::: Extracted information

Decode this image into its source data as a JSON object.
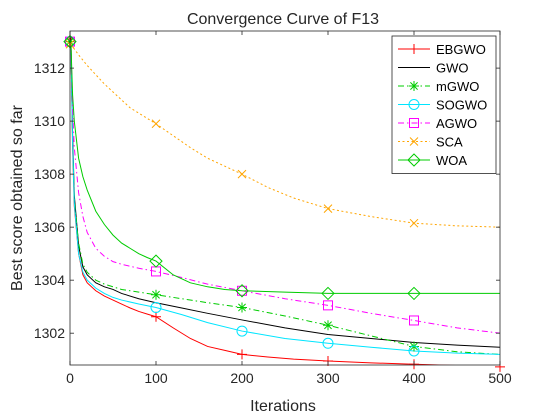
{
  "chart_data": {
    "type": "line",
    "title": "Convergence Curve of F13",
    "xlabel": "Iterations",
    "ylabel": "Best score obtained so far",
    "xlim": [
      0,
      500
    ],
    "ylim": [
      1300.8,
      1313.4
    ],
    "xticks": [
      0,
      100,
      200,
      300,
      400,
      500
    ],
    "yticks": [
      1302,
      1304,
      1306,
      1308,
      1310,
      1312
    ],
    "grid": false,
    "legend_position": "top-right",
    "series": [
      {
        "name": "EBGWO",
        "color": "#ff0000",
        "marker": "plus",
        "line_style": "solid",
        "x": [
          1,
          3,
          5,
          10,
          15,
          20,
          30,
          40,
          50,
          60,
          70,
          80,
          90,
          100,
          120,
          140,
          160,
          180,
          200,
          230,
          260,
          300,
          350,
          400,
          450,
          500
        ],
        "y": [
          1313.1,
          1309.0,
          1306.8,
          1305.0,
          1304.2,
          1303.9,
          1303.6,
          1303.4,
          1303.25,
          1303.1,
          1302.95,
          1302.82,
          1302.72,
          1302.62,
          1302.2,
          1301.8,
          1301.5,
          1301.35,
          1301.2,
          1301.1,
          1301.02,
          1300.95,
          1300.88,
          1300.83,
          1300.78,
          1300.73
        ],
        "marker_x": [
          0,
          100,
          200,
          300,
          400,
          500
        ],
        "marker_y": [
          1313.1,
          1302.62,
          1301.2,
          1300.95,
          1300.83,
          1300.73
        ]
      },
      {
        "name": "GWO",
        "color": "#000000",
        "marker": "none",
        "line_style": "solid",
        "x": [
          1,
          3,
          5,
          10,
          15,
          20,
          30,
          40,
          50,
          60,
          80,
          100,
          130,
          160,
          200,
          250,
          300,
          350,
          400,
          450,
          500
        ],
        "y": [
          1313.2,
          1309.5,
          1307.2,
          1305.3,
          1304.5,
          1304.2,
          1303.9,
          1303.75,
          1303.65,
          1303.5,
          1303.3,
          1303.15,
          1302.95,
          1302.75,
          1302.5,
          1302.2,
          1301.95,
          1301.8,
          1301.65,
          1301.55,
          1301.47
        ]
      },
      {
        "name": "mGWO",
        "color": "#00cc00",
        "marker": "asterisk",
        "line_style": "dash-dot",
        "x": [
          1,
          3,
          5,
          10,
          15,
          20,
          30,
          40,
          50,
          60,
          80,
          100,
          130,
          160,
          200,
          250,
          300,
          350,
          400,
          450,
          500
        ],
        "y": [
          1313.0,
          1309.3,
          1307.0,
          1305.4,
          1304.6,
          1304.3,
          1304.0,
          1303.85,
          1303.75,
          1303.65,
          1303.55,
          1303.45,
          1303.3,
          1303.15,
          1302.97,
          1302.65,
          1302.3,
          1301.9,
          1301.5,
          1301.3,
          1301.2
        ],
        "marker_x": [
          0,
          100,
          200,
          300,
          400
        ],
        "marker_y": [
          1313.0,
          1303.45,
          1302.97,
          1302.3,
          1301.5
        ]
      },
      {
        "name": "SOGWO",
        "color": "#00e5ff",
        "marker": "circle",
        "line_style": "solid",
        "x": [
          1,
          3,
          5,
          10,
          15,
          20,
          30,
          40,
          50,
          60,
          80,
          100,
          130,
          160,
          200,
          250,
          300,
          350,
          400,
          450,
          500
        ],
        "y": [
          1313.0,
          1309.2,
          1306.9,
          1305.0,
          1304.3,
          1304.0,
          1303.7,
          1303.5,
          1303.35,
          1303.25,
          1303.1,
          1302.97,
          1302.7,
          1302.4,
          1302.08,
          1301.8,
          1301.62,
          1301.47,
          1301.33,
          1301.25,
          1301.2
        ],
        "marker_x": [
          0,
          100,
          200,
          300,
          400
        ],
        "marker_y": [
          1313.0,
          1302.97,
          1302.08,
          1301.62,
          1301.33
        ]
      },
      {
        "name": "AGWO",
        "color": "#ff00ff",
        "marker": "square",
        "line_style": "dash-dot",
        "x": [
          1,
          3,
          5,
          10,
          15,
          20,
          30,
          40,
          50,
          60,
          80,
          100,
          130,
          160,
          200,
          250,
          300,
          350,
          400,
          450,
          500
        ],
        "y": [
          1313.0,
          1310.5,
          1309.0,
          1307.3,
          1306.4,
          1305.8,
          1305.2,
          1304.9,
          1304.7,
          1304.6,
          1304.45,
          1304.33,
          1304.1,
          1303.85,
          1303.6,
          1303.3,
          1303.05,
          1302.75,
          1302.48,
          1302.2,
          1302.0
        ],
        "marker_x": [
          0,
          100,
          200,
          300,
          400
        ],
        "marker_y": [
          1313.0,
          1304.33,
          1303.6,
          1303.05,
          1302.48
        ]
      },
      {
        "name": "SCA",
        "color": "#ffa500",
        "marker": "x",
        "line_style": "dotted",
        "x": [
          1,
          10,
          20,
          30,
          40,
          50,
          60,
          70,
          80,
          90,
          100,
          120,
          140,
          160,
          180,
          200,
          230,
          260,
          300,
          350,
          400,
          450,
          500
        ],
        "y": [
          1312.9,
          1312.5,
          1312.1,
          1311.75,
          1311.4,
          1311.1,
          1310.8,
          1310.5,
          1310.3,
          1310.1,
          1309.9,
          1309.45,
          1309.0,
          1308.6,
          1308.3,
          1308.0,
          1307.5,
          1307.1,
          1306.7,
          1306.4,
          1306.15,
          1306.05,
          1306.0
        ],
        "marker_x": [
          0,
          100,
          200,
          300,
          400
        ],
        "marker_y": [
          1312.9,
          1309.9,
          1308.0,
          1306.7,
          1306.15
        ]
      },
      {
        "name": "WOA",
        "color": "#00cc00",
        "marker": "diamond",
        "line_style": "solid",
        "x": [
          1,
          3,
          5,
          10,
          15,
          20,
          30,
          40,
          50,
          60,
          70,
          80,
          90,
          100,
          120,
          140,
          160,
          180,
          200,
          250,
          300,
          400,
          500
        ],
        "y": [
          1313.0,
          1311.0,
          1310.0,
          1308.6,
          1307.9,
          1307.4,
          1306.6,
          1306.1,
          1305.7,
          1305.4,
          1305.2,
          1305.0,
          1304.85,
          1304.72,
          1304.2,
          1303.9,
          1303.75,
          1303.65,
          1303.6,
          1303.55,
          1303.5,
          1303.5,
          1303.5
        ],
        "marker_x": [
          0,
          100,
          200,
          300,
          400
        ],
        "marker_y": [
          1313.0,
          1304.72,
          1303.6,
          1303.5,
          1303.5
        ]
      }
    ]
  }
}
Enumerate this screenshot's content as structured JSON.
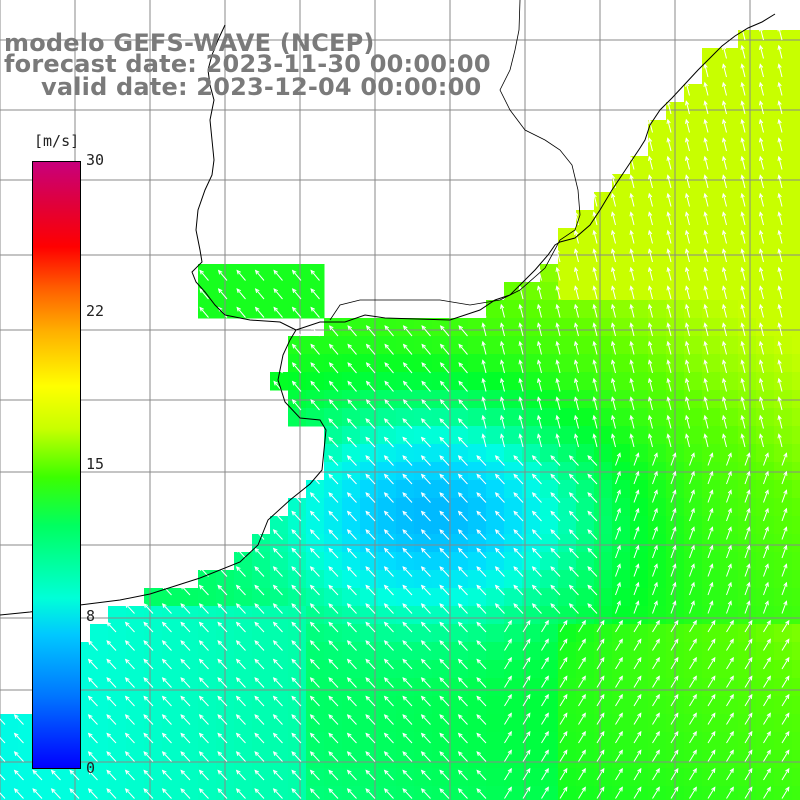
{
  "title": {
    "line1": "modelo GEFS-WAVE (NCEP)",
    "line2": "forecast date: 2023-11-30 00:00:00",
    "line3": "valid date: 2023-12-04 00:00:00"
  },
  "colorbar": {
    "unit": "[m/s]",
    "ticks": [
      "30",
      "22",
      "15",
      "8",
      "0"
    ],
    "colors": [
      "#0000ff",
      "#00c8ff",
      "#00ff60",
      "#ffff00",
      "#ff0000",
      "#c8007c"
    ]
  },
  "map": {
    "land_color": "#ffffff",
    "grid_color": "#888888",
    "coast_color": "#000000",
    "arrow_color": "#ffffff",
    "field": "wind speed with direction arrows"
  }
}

::::::

→ **Challenge**
Set down the records in full and exactly. Do not carry over any image.

→ **Exercise solution**
Decode this image into its source data as a JSON object.
{
  "chart_data": {
    "type": "line",
    "title": "Convergence Curve of F13",
    "xlabel": "Iterations",
    "ylabel": "Best score obtained so far",
    "xlim": [
      0,
      500
    ],
    "ylim": [
      1300.8,
      1313.4
    ],
    "xticks": [
      0,
      100,
      200,
      300,
      400,
      500
    ],
    "yticks": [
      1302,
      1304,
      1306,
      1308,
      1310,
      1312
    ],
    "grid": false,
    "legend_position": "top-right",
    "series": [
      {
        "name": "EBGWO",
        "color": "#ff0000",
        "marker": "plus",
        "line_style": "solid",
        "x": [
          1,
          3,
          5,
          10,
          15,
          20,
          30,
          40,
          50,
          60,
          70,
          80,
          90,
          100,
          120,
          140,
          160,
          180,
          200,
          230,
          260,
          300,
          350,
          400,
          450,
          500
        ],
        "y": [
          1313.1,
          1309.0,
          1306.8,
          1305.0,
          1304.2,
          1303.9,
          1303.6,
          1303.4,
          1303.25,
          1303.1,
          1302.95,
          1302.82,
          1302.72,
          1302.62,
          1302.2,
          1301.8,
          1301.5,
          1301.35,
          1301.2,
          1301.1,
          1301.02,
          1300.95,
          1300.88,
          1300.83,
          1300.78,
          1300.73
        ],
        "marker_x": [
          0,
          100,
          200,
          300,
          400,
          500
        ],
        "marker_y": [
          1313.1,
          1302.62,
          1301.2,
          1300.95,
          1300.83,
          1300.73
        ]
      },
      {
        "name": "GWO",
        "color": "#000000",
        "marker": "none",
        "line_style": "solid",
        "x": [
          1,
          3,
          5,
          10,
          15,
          20,
          30,
          40,
          50,
          60,
          80,
          100,
          130,
          160,
          200,
          250,
          300,
          350,
          400,
          450,
          500
        ],
        "y": [
          1313.2,
          1309.5,
          1307.2,
          1305.3,
          1304.5,
          1304.2,
          1303.9,
          1303.75,
          1303.65,
          1303.5,
          1303.3,
          1303.15,
          1302.95,
          1302.75,
          1302.5,
          1302.2,
          1301.95,
          1301.8,
          1301.65,
          1301.55,
          1301.47
        ]
      },
      {
        "name": "mGWO",
        "color": "#00cc00",
        "marker": "asterisk",
        "line_style": "dash-dot",
        "x": [
          1,
          3,
          5,
          10,
          15,
          20,
          30,
          40,
          50,
          60,
          80,
          100,
          130,
          160,
          200,
          250,
          300,
          350,
          400,
          450,
          500
        ],
        "y": [
          1313.0,
          1309.3,
          1307.0,
          1305.4,
          1304.6,
          1304.3,
          1304.0,
          1303.85,
          1303.75,
          1303.65,
          1303.55,
          1303.45,
          1303.3,
          1303.15,
          1302.97,
          1302.65,
          1302.3,
          1301.9,
          1301.5,
          1301.3,
          1301.2
        ],
        "marker_x": [
          0,
          100,
          200,
          300,
          400
        ],
        "marker_y": [
          1313.0,
          1303.45,
          1302.97,
          1302.3,
          1301.5
        ]
      },
      {
        "name": "SOGWO",
        "color": "#00e5ff",
        "marker": "circle",
        "line_style": "solid",
        "x": [
          1,
          3,
          5,
          10,
          15,
          20,
          30,
          40,
          50,
          60,
          80,
          100,
          130,
          160,
          200,
          250,
          300,
          350,
          400,
          450,
          500
        ],
        "y": [
          1313.0,
          1309.2,
          1306.9,
          1305.0,
          1304.3,
          1304.0,
          1303.7,
          1303.5,
          1303.35,
          1303.25,
          1303.1,
          1302.97,
          1302.7,
          1302.4,
          1302.08,
          1301.8,
          1301.62,
          1301.47,
          1301.33,
          1301.25,
          1301.2
        ],
        "marker_x": [
          0,
          100,
          200,
          300,
          400
        ],
        "marker_y": [
          1313.0,
          1302.97,
          1302.08,
          1301.62,
          1301.33
        ]
      },
      {
        "name": "AGWO",
        "color": "#ff00ff",
        "marker": "square",
        "line_style": "dash-dot",
        "x": [
          1,
          3,
          5,
          10,
          15,
          20,
          30,
          40,
          50,
          60,
          80,
          100,
          130,
          160,
          200,
          250,
          300,
          350,
          400,
          450,
          500
        ],
        "y": [
          1313.0,
          1310.5,
          1309.0,
          1307.3,
          1306.4,
          1305.8,
          1305.2,
          1304.9,
          1304.7,
          1304.6,
          1304.45,
          1304.33,
          1304.1,
          1303.85,
          1303.6,
          1303.3,
          1303.05,
          1302.75,
          1302.48,
          1302.2,
          1302.0
        ],
        "marker_x": [
          0,
          100,
          200,
          300,
          400
        ],
        "marker_y": [
          1313.0,
          1304.33,
          1303.6,
          1303.05,
          1302.48
        ]
      },
      {
        "name": "SCA",
        "color": "#ffa500",
        "marker": "x",
        "line_style": "dotted",
        "x": [
          1,
          10,
          20,
          30,
          40,
          50,
          60,
          70,
          80,
          90,
          100,
          120,
          140,
          160,
          180,
          200,
          230,
          260,
          300,
          350,
          400,
          450,
          500
        ],
        "y": [
          1312.9,
          1312.5,
          1312.1,
          1311.75,
          1311.4,
          1311.1,
          1310.8,
          1310.5,
          1310.3,
          1310.1,
          1309.9,
          1309.45,
          1309.0,
          1308.6,
          1308.3,
          1308.0,
          1307.5,
          1307.1,
          1306.7,
          1306.4,
          1306.15,
          1306.05,
          1306.0
        ],
        "marker_x": [
          0,
          100,
          200,
          300,
          400
        ],
        "marker_y": [
          1312.9,
          1309.9,
          1308.0,
          1306.7,
          1306.15
        ]
      },
      {
        "name": "WOA",
        "color": "#00cc00",
        "marker": "diamond",
        "line_style": "solid",
        "x": [
          1,
          3,
          5,
          10,
          15,
          20,
          30,
          40,
          50,
          60,
          70,
          80,
          90,
          100,
          120,
          140,
          160,
          180,
          200,
          250,
          300,
          400,
          500
        ],
        "y": [
          1313.0,
          1311.0,
          1310.0,
          1308.6,
          1307.9,
          1307.4,
          1306.6,
          1306.1,
          1305.7,
          1305.4,
          1305.2,
          1305.0,
          1304.85,
          1304.72,
          1304.2,
          1303.9,
          1303.75,
          1303.65,
          1303.6,
          1303.55,
          1303.5,
          1303.5,
          1303.5
        ],
        "marker_x": [
          0,
          100,
          200,
          300,
          400
        ],
        "marker_y": [
          1313.0,
          1304.72,
          1303.6,
          1303.5,
          1303.5
        ]
      }
    ]
  }
}
Enumerate this screenshot's content as structured JSON.
{
  "title": {
    "line1": "modelo GEFS-WAVE (NCEP)",
    "line2": "forecast date: 2023-11-30 00:00:00",
    "line3": "valid date: 2023-12-04 00:00:00"
  },
  "colorbar": {
    "unit": "[m/s]",
    "ticks": [
      "30",
      "22",
      "15",
      "8",
      "0"
    ],
    "colors": [
      "#0000ff",
      "#00c8ff",
      "#00ff60",
      "#ffff00",
      "#ff0000",
      "#c8007c"
    ]
  },
  "map": {
    "land_color": "#ffffff",
    "grid_color": "#888888",
    "coast_color": "#000000",
    "arrow_color": "#ffffff",
    "field": "wind speed with direction arrows"
  }
}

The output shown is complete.